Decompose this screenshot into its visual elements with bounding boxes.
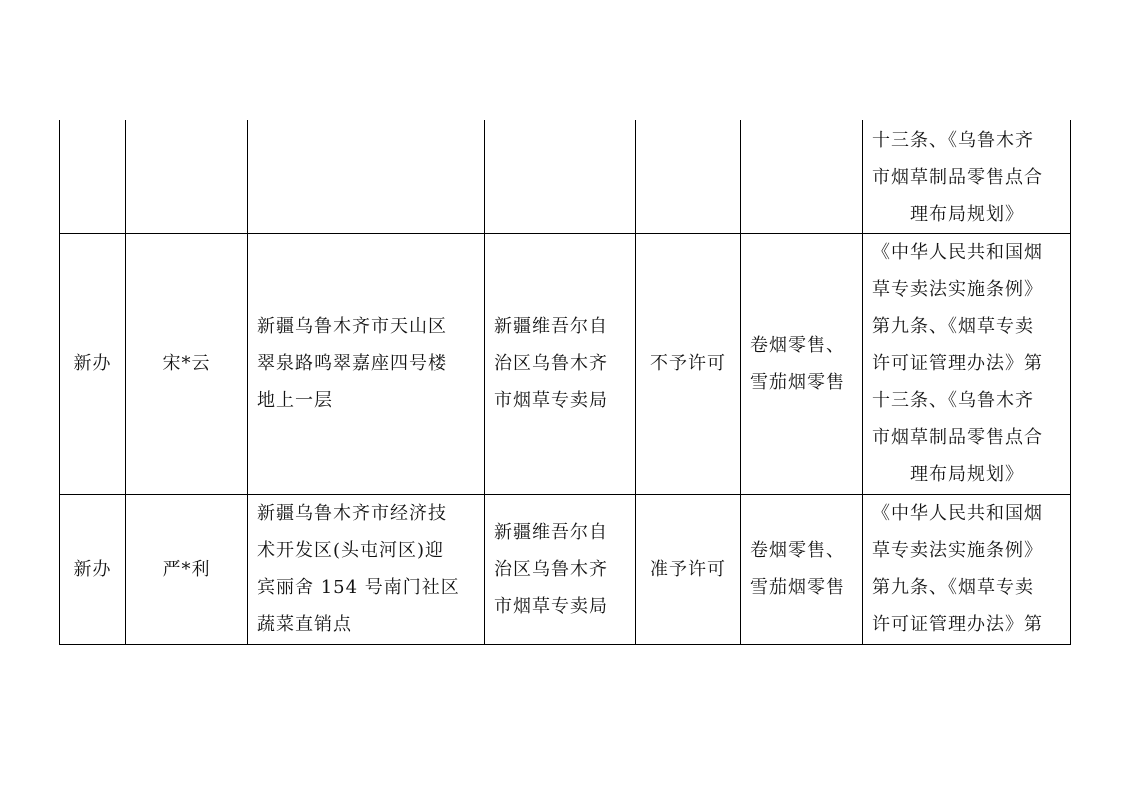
address-line: 新疆乌鲁木齐市经济技 [257,503,447,524]
authority-line: 新疆维吾尔自 [494,521,608,543]
scope-line: 卷烟零售、 [750,540,845,561]
scope-text [741,327,862,401]
type-cell [60,120,126,233]
authority-cell [485,120,636,233]
basis-line: 《中华人民共和国烟 [872,502,1043,524]
basis-line: 市烟草制品零售点合 [872,166,1043,188]
name-cell [126,494,248,644]
name-cell [126,233,248,494]
address-line: 地上一层 [257,390,333,411]
decision-cell [636,233,741,494]
basis-cell [863,494,1071,644]
address-cell [248,120,485,233]
address-cell [248,494,485,644]
address-line: 翠泉路鸣翠嘉座四号楼 [257,353,447,374]
authority-line: 治区乌鲁木齐 [494,353,608,374]
authority-cell [485,233,636,494]
decision-cell [636,120,741,233]
scope-line: 卷烟零售、 [750,334,845,356]
basis-text [863,234,1070,493]
basis-line: 许可证管理办法》第 [872,613,1043,635]
name-text: 宋*云 [162,353,211,374]
scope-text [741,532,862,606]
scope-cell [741,233,863,494]
scope-line: 雪茄烟零售 [750,577,845,598]
authority-text [485,514,635,625]
decision-text: 不予许可 [650,353,726,374]
basis-text [863,122,1070,233]
basis-line: 市烟草制品零售点合 [872,427,1043,448]
basis-line: 草专卖法实施条例》 [872,539,1043,561]
address-line: 新疆乌鲁木齐市天山区 [257,316,447,337]
basis-cell [863,233,1071,494]
table-row [60,120,1071,233]
address-cell [248,233,485,494]
basis-line: 《中华人民共和国烟 [872,242,1043,263]
basis-line: 第九条、《烟草专卖 [872,576,1034,598]
license-decision-table [59,120,1071,645]
address-text [248,495,484,643]
basis-line: 许可证管理办法》第 [872,353,1043,374]
authority-line: 市烟草专卖局 [494,390,608,411]
decision-cell [636,494,741,644]
scope-cell [741,120,863,233]
type-text: 新办 [73,558,112,580]
basis-line: 理布局规划》 [910,464,1024,485]
name-cell [126,120,248,233]
basis-cell [863,120,1071,233]
address-line: 蔬菜直销点 [257,614,352,635]
address-text [248,308,484,419]
basis-line: 草专卖法实施条例》 [872,279,1043,300]
address-line: 宾丽舍 154 号南门社区 [257,577,460,598]
scope-line: 雪茄烟零售 [750,371,845,393]
table-row [60,233,1071,494]
authority-text [485,308,635,419]
authority-line: 市烟草专卖局 [494,595,608,617]
basis-text [863,495,1070,643]
basis-line: 十三条、《乌鲁木齐 [872,390,1034,411]
name-text: 严*利 [162,558,211,580]
address-line: 术开发区(头屯河区)迎 [257,540,445,561]
table-row [60,494,1071,644]
type-cell [60,233,126,494]
basis-line: 理布局规划》 [910,203,1024,225]
type-text: 新办 [73,353,112,374]
basis-line: 第九条、《烟草专卖 [872,316,1034,337]
scope-cell [741,494,863,644]
authority-cell [485,494,636,644]
basis-line: 十三条、《乌鲁木齐 [872,129,1034,151]
type-cell [60,494,126,644]
decision-text: 准予许可 [650,558,726,580]
authority-line: 治区乌鲁木齐 [494,558,608,580]
authority-line: 新疆维吾尔自 [494,316,608,337]
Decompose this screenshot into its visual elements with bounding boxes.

·····

### What the task asks
Return the listing above verbatim, line by line, omitting the picture.

### Complete output
Decompose this screenshot into its visual elements with bounding boxes.
address-line: 新疆乌鲁木齐市经济技 [257,503,447,524]
authority-line: 新疆维吾尔自 [494,521,608,543]
scope-line: 卷烟零售、 [750,540,845,561]
scope-text [741,327,862,401]
type-cell [60,120,126,233]
authority-cell [485,120,636,233]
basis-line: 《中华人民共和国烟 [872,502,1043,524]
basis-line: 市烟草制品零售点合 [872,166,1043,188]
name-cell [126,494,248,644]
name-cell [126,233,248,494]
address-line: 地上一层 [257,390,333,411]
decision-cell [636,233,741,494]
basis-cell [863,494,1071,644]
address-cell [248,120,485,233]
address-cell [248,494,485,644]
address-line: 翠泉路鸣翠嘉座四号楼 [257,353,447,374]
authority-line: 治区乌鲁木齐 [494,353,608,374]
authority-cell [485,233,636,494]
decision-cell [636,120,741,233]
scope-line: 卷烟零售、 [750,334,845,356]
basis-text [863,234,1070,493]
basis-line: 许可证管理办法》第 [872,613,1043,635]
name-text: 宋*云 [162,353,211,374]
scope-text [741,532,862,606]
scope-cell [741,233,863,494]
scope-line: 雪茄烟零售 [750,577,845,598]
authority-text [485,514,635,625]
decision-text: 不予许可 [650,353,726,374]
basis-text [863,122,1070,233]
basis-line: 市烟草制品零售点合 [872,427,1043,448]
basis-line: 草专卖法实施条例》 [872,539,1043,561]
address-line: 新疆乌鲁木齐市天山区 [257,316,447,337]
basis-cell [863,233,1071,494]
table-row [60,120,1071,233]
address-cell [248,233,485,494]
basis-line: 《中华人民共和国烟 [872,242,1043,263]
basis-line: 第九条、《烟草专卖 [872,576,1034,598]
license-decision-table [59,120,1071,645]
address-text [248,495,484,643]
basis-line: 许可证管理办法》第 [872,353,1043,374]
authority-line: 市烟草专卖局 [494,390,608,411]
decision-cell [636,494,741,644]
scope-cell [741,120,863,233]
type-text: 新办 [73,558,112,580]
basis-line: 理布局规划》 [910,464,1024,485]
name-cell [126,120,248,233]
basis-cell [863,120,1071,233]
address-line: 蔬菜直销点 [257,614,352,635]
address-text [248,308,484,419]
basis-line: 草专卖法实施条例》 [872,279,1043,300]
address-line: 宾丽舍 154 号南门社区 [257,577,460,598]
scope-line: 雪茄烟零售 [750,371,845,393]
table-row [60,233,1071,494]
authority-text [485,308,635,419]
authority-line: 市烟草专卖局 [494,595,608,617]
basis-text [863,495,1070,643]
basis-line: 十三条、《乌鲁木齐 [872,390,1034,411]
name-text: 严*利 [162,558,211,580]
address-line: 术开发区(头屯河区)迎 [257,540,445,561]
table-row [60,494,1071,644]
type-cell [60,233,126,494]
basis-line: 理布局规划》 [910,203,1024,225]
type-text: 新办 [73,353,112,374]
basis-line: 第九条、《烟草专卖 [872,316,1034,337]
scope-cell [741,494,863,644]
authority-cell [485,494,636,644]
basis-line: 十三条、《乌鲁木齐 [872,129,1034,151]
type-cell [60,494,126,644]
decision-text: 准予许可 [650,558,726,580]
authority-line: 治区乌鲁木齐 [494,558,608,580]
authority-line: 新疆维吾尔自 [494,316,608,337]
Decompose this screenshot into its visual elements with bounding boxes.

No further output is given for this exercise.